§ **GIVEN PROBLEM**
Output the entries below exactly as written, omitting pictures.

§ **MATERIAL SHOWN**
● ● ● ● ●

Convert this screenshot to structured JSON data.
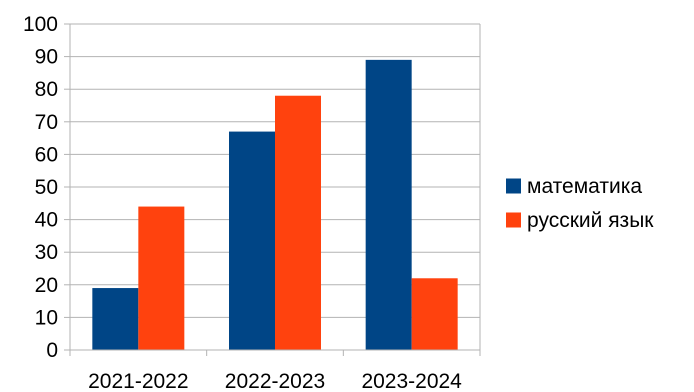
{
  "chart_data": {
    "type": "bar",
    "categories": [
      "2021-2022",
      "2022-2023",
      "2023-2024"
    ],
    "series": [
      {
        "name": "математика",
        "values": [
          19,
          67,
          89
        ],
        "color": "#004586"
      },
      {
        "name": "русский язык",
        "values": [
          44,
          78,
          22
        ],
        "color": "#ff420e"
      }
    ],
    "ylim": [
      0,
      100
    ],
    "yticks": [
      0,
      10,
      20,
      30,
      40,
      50,
      60,
      70,
      80,
      90,
      100
    ],
    "grid": true,
    "legend_position": "right",
    "title": "",
    "xlabel": "",
    "ylabel": ""
  },
  "colors": {
    "grid": "#b3b3b3",
    "axis": "#b3b3b3"
  }
}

● ● ● ● ●

§ **REPLY TO THE TASK**
Convert this screenshot to structured JSON data.
{
  "chart_data": {
    "type": "bar",
    "categories": [
      "2021-2022",
      "2022-2023",
      "2023-2024"
    ],
    "series": [
      {
        "name": "математика",
        "values": [
          19,
          67,
          89
        ],
        "color": "#004586"
      },
      {
        "name": "русский язык",
        "values": [
          44,
          78,
          22
        ],
        "color": "#ff420e"
      }
    ],
    "ylim": [
      0,
      100
    ],
    "yticks": [
      0,
      10,
      20,
      30,
      40,
      50,
      60,
      70,
      80,
      90,
      100
    ],
    "grid": true,
    "legend_position": "right",
    "title": "",
    "xlabel": "",
    "ylabel": ""
  },
  "colors": {
    "grid": "#b3b3b3",
    "axis": "#b3b3b3"
  }
}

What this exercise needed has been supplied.